Exercise goal:
Exactly as written, retype the listing below, omitting the pictures.

Provided material:
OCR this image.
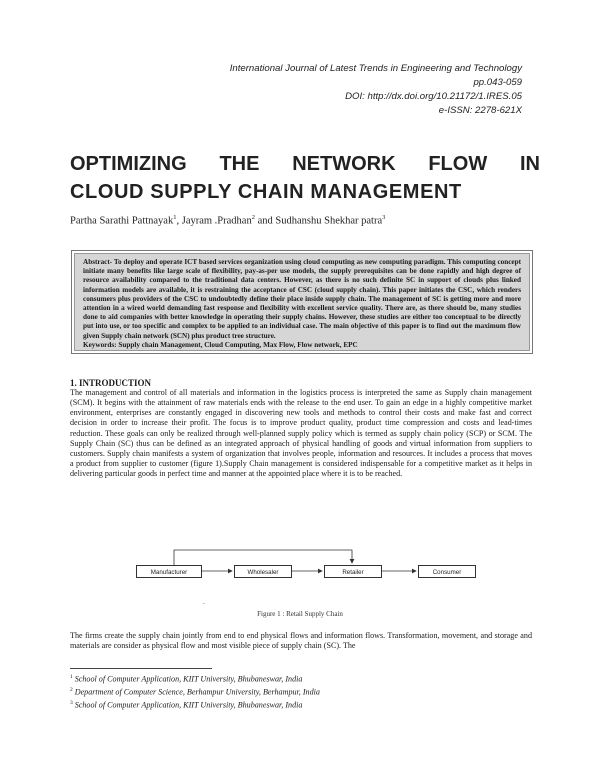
International Journal of Latest Trends in Engineering and Technology
pp.043-059
DOI: http://dx.doi.org/10.21172/1.IRES.05
e-ISSN: 2278-621X
OPTIMIZING THE NETWORK FLOW IN
CLOUD SUPPLY CHAIN MANAGEMENT
Partha Sarathi Pattnayak$^1$, Jayram .Pradhan$^2$ and Sudhanshu Shekhar patra$^3$

Abstract- To deploy and operate ICT based services organization using cloud computing as new computing paradigm. This computing concept initiate many benefits like large scale of flexibility, pay-as-per use models, the supply prerequisites can be done rapidly and high degree of resource availability compared to the traditional data centers. However, as there is no such definite SC in support of clouds plus linked information models are available, it is restraining the acceptance of CSC (cloud supply chain). This paper initiates the CSC, which renders consumers plus providers of the CSC to undoubtedly define their place inside supply chain. The management of SC is getting more and more attention in a wired world demanding fast response and flexibility with excellent service quality. There are, as there should be, many studies done to aid companies with better knowledge in operating their supply chains. However, these studies are either too conceptual to be directly put into use, or too specific and complex to be applied to an individual case. The main objective of this paper is to find out the maximum flow given Supply chain network (SCN) plus product tree structure.

Keywords: Supply chain Management, Cloud Computing, Max Flow, Flow network, EPC

1. INTRODUCTION

The management and control of all materials and information in the logistics process is interpreted the same as Supply chain management (SCM). It begins with the attainment of raw materials ends with the release to the end user. To gain an edge in a highly competitive market environment, enterprises are constantly engaged in discovering new tools and methods to control their costs and make fast and correct decision in order to increase their profit. The focus is to improve product quality, product time compression and costs and lead-times reduction. These goals can only be realized through well-planned supply policy which is termed as supply chain policy (SCP) or SCM. The Supply Chain (SC) thus can be defined as an integrated approach of physical handling of goods and virtual information from suppliers to customers. Supply chain manifests a system of organization that involves people, information and resources. It includes a process that moves a product from supplier to customer (figure 1).Supply Chain management is considered indispensable for a competitive market as it helps in delivering particular goods in perfect time and manner at the appointed place where it is to be reached.

Manufacturer	Wholesaler	Retailer	Consumer
.
Figure 1 : Retail Supply Chain

The firms create the supply chain jointly from end to end physical flows and information flows. Transformation, movement, and storage and materials are consider as physical flow and most visible piece of supply chain (SC). The

$^1$ School of Computer Application, KIIT University, Bhubaneswar, India
$^2$ Department of Computer Science, Berhampur University, Berhampur, India
$^3$ School of Computer Application, KIIT University, Bhubaneswar, India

Correct answer:
OCR this image.
International Journal of Latest Trends in Engineering and Technology
pp.043-059
DOI: http://dx.doi.org/10.21172/1.IRES.05
e-ISSN: 2278-621X
OPTIMIZING THE NETWORK FLOW IN
CLOUD SUPPLY CHAIN MANAGEMENT
Partha Sarathi Pattnayak$^1$, Jayram .Pradhan$^2$ and Sudhanshu Shekhar patra$^3$

Abstract- To deploy and operate ICT based services organization using cloud computing as new computing paradigm. This computing concept initiate many benefits like large scale of flexibility, pay-as-per use models, the supply prerequisites can be done rapidly and high degree of resource availability compared to the traditional data centers. However, as there is no such definite SC in support of clouds plus linked information models are available, it is restraining the acceptance of CSC (cloud supply chain). This paper initiates the CSC, which renders consumers plus providers of the CSC to undoubtedly define their place inside supply chain. The management of SC is getting more and more attention in a wired world demanding fast response and flexibility with excellent service quality. There are, as there should be, many studies done to aid companies with better knowledge in operating their supply chains. However, these studies are either too conceptual to be directly put into use, or too specific and complex to be applied to an individual case. The main objective of this paper is to find out the maximum flow given Supply chain network (SCN) plus product tree structure.

Keywords: Supply chain Management, Cloud Computing, Max Flow, Flow network, EPC

1. INTRODUCTION

The management and control of all materials and information in the logistics process is interpreted the same as Supply chain management (SCM). It begins with the attainment of raw materials ends with the release to the end user. To gain an edge in a highly competitive market environment, enterprises are constantly engaged in discovering new tools and methods to control their costs and make fast and correct decision in order to increase their profit. The focus is to improve product quality, product time compression and costs and lead-times reduction. These goals can only be realized through well-planned supply policy which is termed as supply chain policy (SCP) or SCM. The Supply Chain (SC) thus can be defined as an integrated approach of physical handling of goods and virtual information from suppliers to customers. Supply chain manifests a system of organization that involves people, information and resources. It includes a process that moves a product from supplier to customer (figure 1).Supply Chain management is considered indispensable for a competitive market as it helps in delivering particular goods in perfect time and manner at the appointed place where it is to be reached.

Manufacturer	Wholesaler	Retailer	Consumer
.
Figure 1 : Retail Supply Chain

The firms create the supply chain jointly from end to end physical flows and information flows. Transformation, movement, and storage and materials are consider as physical flow and most visible piece of supply chain (SC). The

$^1$ School of Computer Application, KIIT University, Bhubaneswar, India
$^2$ Department of Computer Science, Berhampur University, Berhampur, India
$^3$ School of Computer Application, KIIT University, Bhubaneswar, India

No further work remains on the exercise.